(INSTRUCTIONS TO FOLLOW): Write out the records beneath this line exactly as they appear, minus any images.
==================================================
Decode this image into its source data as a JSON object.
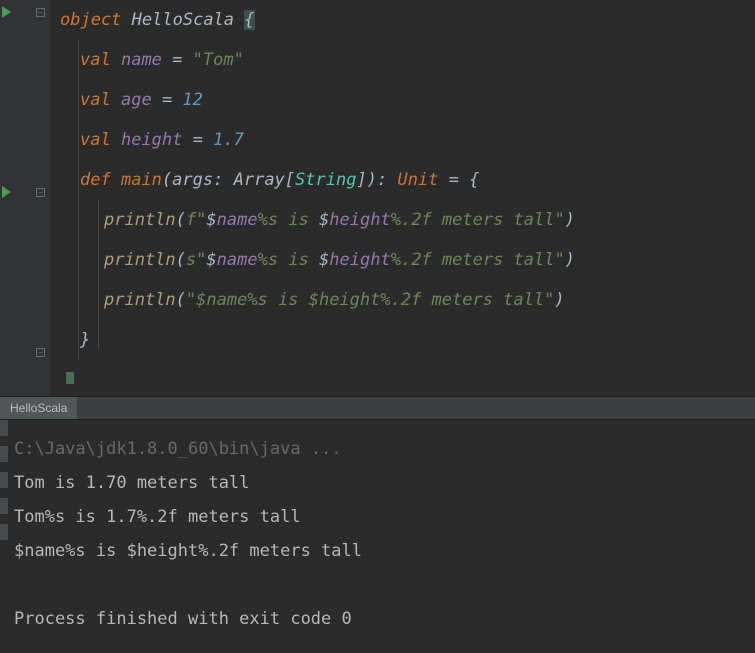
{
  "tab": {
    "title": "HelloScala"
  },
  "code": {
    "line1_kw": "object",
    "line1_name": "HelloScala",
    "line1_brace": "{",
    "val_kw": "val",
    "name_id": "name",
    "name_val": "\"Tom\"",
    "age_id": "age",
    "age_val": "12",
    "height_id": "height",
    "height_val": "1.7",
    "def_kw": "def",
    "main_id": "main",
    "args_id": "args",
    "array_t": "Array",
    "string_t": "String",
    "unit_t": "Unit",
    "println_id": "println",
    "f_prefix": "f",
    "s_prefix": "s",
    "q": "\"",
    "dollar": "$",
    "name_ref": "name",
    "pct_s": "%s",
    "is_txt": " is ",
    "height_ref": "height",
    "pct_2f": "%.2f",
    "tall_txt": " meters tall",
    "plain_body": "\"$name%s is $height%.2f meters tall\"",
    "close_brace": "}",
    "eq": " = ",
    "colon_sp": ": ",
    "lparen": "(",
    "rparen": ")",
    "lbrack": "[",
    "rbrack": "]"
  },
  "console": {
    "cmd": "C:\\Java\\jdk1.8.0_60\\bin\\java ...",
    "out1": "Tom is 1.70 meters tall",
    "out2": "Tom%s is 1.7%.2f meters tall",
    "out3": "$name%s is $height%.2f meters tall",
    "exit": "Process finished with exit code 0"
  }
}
==================================================
(RESPONSE TO THIS TASK):
Decode this image into its source data as a JSON object.
{
  "tab": {
    "title": "HelloScala"
  },
  "code": {
    "line1_kw": "object",
    "line1_name": "HelloScala",
    "line1_brace": "{",
    "val_kw": "val",
    "name_id": "name",
    "name_val": "\"Tom\"",
    "age_id": "age",
    "age_val": "12",
    "height_id": "height",
    "height_val": "1.7",
    "def_kw": "def",
    "main_id": "main",
    "args_id": "args",
    "array_t": "Array",
    "string_t": "String",
    "unit_t": "Unit",
    "println_id": "println",
    "f_prefix": "f",
    "s_prefix": "s",
    "q": "\"",
    "dollar": "$",
    "name_ref": "name",
    "pct_s": "%s",
    "is_txt": " is ",
    "height_ref": "height",
    "pct_2f": "%.2f",
    "tall_txt": " meters tall",
    "plain_body": "\"$name%s is $height%.2f meters tall\"",
    "close_brace": "}",
    "eq": " = ",
    "colon_sp": ": ",
    "lparen": "(",
    "rparen": ")",
    "lbrack": "[",
    "rbrack": "]"
  },
  "console": {
    "cmd": "C:\\Java\\jdk1.8.0_60\\bin\\java ...",
    "out1": "Tom is 1.70 meters tall",
    "out2": "Tom%s is 1.7%.2f meters tall",
    "out3": "$name%s is $height%.2f meters tall",
    "exit": "Process finished with exit code 0"
  }
}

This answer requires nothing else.